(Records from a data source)
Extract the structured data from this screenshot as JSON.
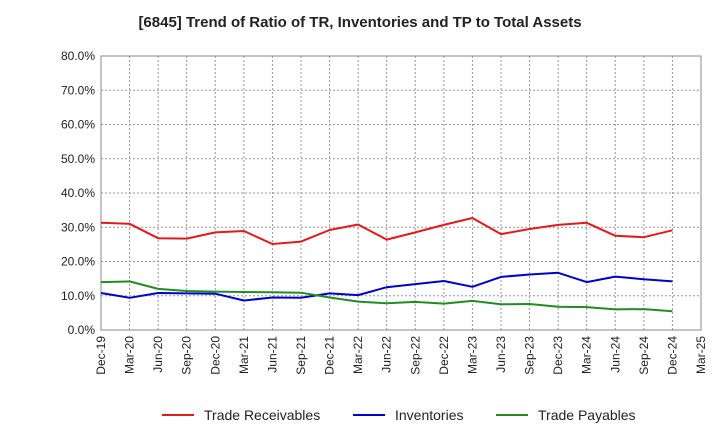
{
  "chart_data": {
    "type": "line",
    "title": "[6845]  Trend of Ratio of TR, Inventories and TP to Total Assets",
    "xlabel": "",
    "ylabel": "",
    "x_ticks": [
      "Dec-19",
      "Mar-20",
      "Jun-20",
      "Sep-20",
      "Dec-20",
      "Mar-21",
      "Jun-21",
      "Sep-21",
      "Dec-21",
      "Mar-22",
      "Jun-22",
      "Sep-22",
      "Dec-22",
      "Mar-23",
      "Jun-23",
      "Sep-23",
      "Dec-23",
      "Mar-24",
      "Jun-24",
      "Sep-24",
      "Dec-24",
      "Mar-25"
    ],
    "y_ticks": [
      "0.0%",
      "10.0%",
      "20.0%",
      "30.0%",
      "40.0%",
      "50.0%",
      "60.0%",
      "70.0%",
      "80.0%"
    ],
    "ylim": [
      0,
      80
    ],
    "y_unit": "%",
    "grid": true,
    "legend_position": "bottom",
    "x": [
      "Dec-19",
      "Mar-20",
      "Jun-20",
      "Sep-20",
      "Dec-20",
      "Mar-21",
      "Jun-21",
      "Sep-21",
      "Dec-21",
      "Mar-22",
      "Jun-22",
      "Sep-22",
      "Dec-22",
      "Mar-23",
      "Jun-23",
      "Sep-23",
      "Dec-23",
      "Mar-24",
      "Jun-24",
      "Sep-24",
      "Dec-24"
    ],
    "series": [
      {
        "name": "Trade Receivables",
        "color": "#e31a1c",
        "values": [
          31.3,
          31.0,
          26.8,
          26.7,
          28.5,
          28.9,
          25.1,
          25.8,
          29.2,
          30.8,
          26.4,
          28.5,
          30.7,
          32.7,
          28.0,
          29.5,
          30.7,
          31.3,
          27.5,
          27.1,
          29.1
        ]
      },
      {
        "name": "Inventories",
        "color": "#0000cc",
        "values": [
          10.8,
          9.4,
          10.8,
          10.7,
          10.6,
          8.6,
          9.5,
          9.4,
          10.7,
          10.2,
          12.5,
          13.4,
          14.3,
          12.6,
          15.5,
          16.2,
          16.7,
          14.0,
          15.6,
          14.8,
          14.2
        ]
      },
      {
        "name": "Trade Payables",
        "color": "#228b22",
        "values": [
          14.0,
          14.2,
          12.0,
          11.4,
          11.2,
          11.1,
          11.0,
          10.9,
          9.5,
          8.3,
          7.8,
          8.2,
          7.7,
          8.5,
          7.5,
          7.6,
          6.8,
          6.7,
          6.0,
          6.1,
          5.5
        ]
      }
    ]
  }
}
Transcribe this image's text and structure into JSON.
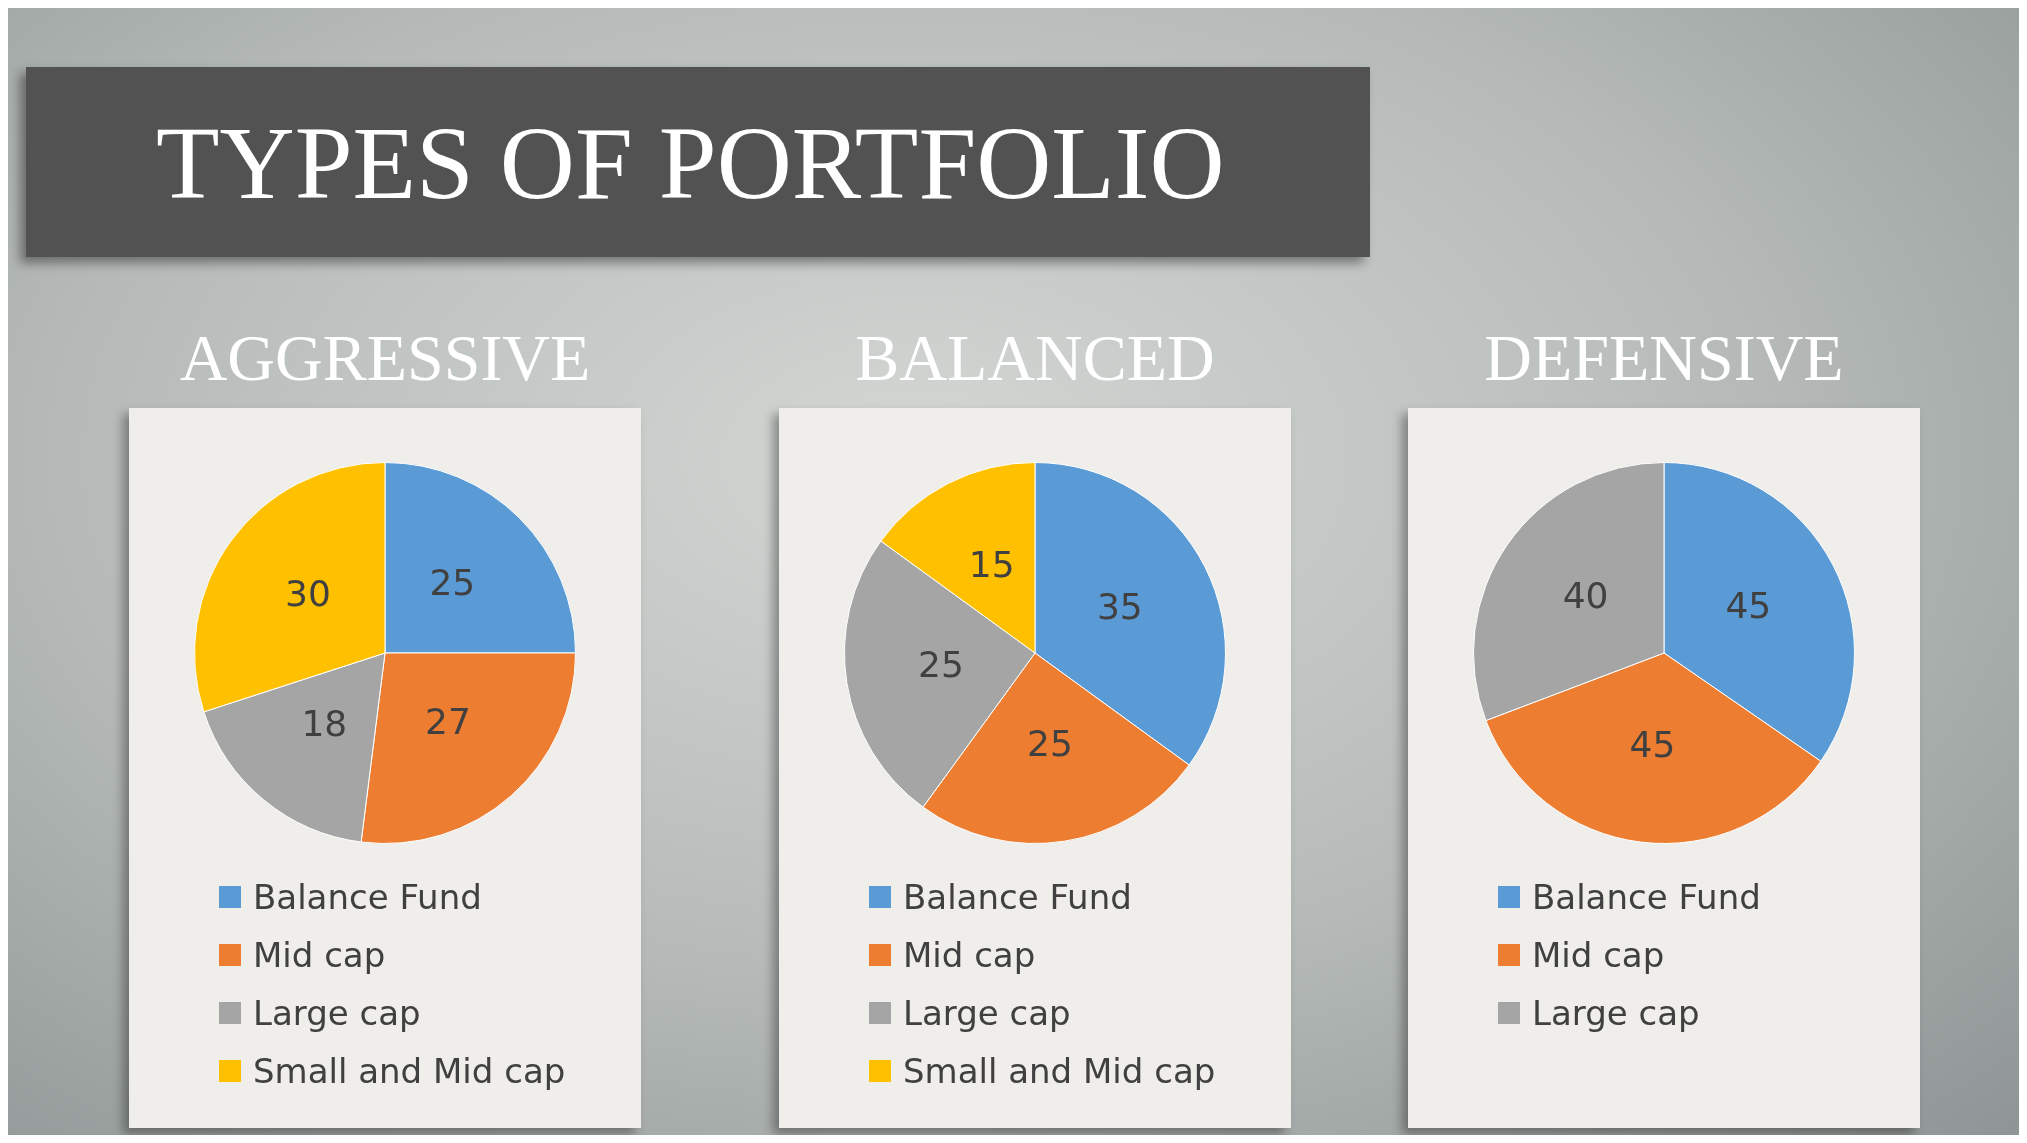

• **EXERCISE DETAILS**
Transcribe every line from the records above without alteration, and leave out the images.

• **SOLUTION TO THIS EXERCISE**
Extract the structured data from this screenshot as JSON.
{
  "chart_data": {
    "type": "line",
    "title": "[6845]  Trend of Ratio of TR, Inventories and TP to Total Assets",
    "xlabel": "",
    "ylabel": "",
    "x_ticks": [
      "Dec-19",
      "Mar-20",
      "Jun-20",
      "Sep-20",
      "Dec-20",
      "Mar-21",
      "Jun-21",
      "Sep-21",
      "Dec-21",
      "Mar-22",
      "Jun-22",
      "Sep-22",
      "Dec-22",
      "Mar-23",
      "Jun-23",
      "Sep-23",
      "Dec-23",
      "Mar-24",
      "Jun-24",
      "Sep-24",
      "Dec-24",
      "Mar-25"
    ],
    "y_ticks": [
      "0.0%",
      "10.0%",
      "20.0%",
      "30.0%",
      "40.0%",
      "50.0%",
      "60.0%",
      "70.0%",
      "80.0%"
    ],
    "ylim": [
      0,
      80
    ],
    "y_unit": "%",
    "grid": true,
    "legend_position": "bottom",
    "x": [
      "Dec-19",
      "Mar-20",
      "Jun-20",
      "Sep-20",
      "Dec-20",
      "Mar-21",
      "Jun-21",
      "Sep-21",
      "Dec-21",
      "Mar-22",
      "Jun-22",
      "Sep-22",
      "Dec-22",
      "Mar-23",
      "Jun-23",
      "Sep-23",
      "Dec-23",
      "Mar-24",
      "Jun-24",
      "Sep-24",
      "Dec-24"
    ],
    "series": [
      {
        "name": "Trade Receivables",
        "color": "#e31a1c",
        "values": [
          31.3,
          31.0,
          26.8,
          26.7,
          28.5,
          28.9,
          25.1,
          25.8,
          29.2,
          30.8,
          26.4,
          28.5,
          30.7,
          32.7,
          28.0,
          29.5,
          30.7,
          31.3,
          27.5,
          27.1,
          29.1
        ]
      },
      {
        "name": "Inventories",
        "color": "#0000cc",
        "values": [
          10.8,
          9.4,
          10.8,
          10.7,
          10.6,
          8.6,
          9.5,
          9.4,
          10.7,
          10.2,
          12.5,
          13.4,
          14.3,
          12.6,
          15.5,
          16.2,
          16.7,
          14.0,
          15.6,
          14.8,
          14.2
        ]
      },
      {
        "name": "Trade Payables",
        "color": "#228b22",
        "values": [
          14.0,
          14.2,
          12.0,
          11.4,
          11.2,
          11.1,
          11.0,
          10.9,
          9.5,
          8.3,
          7.8,
          8.2,
          7.7,
          8.5,
          7.5,
          7.6,
          6.8,
          6.7,
          6.0,
          6.1,
          5.5
        ]
      }
    ]
  }
}
Transcribe this image's text and structure into JSON.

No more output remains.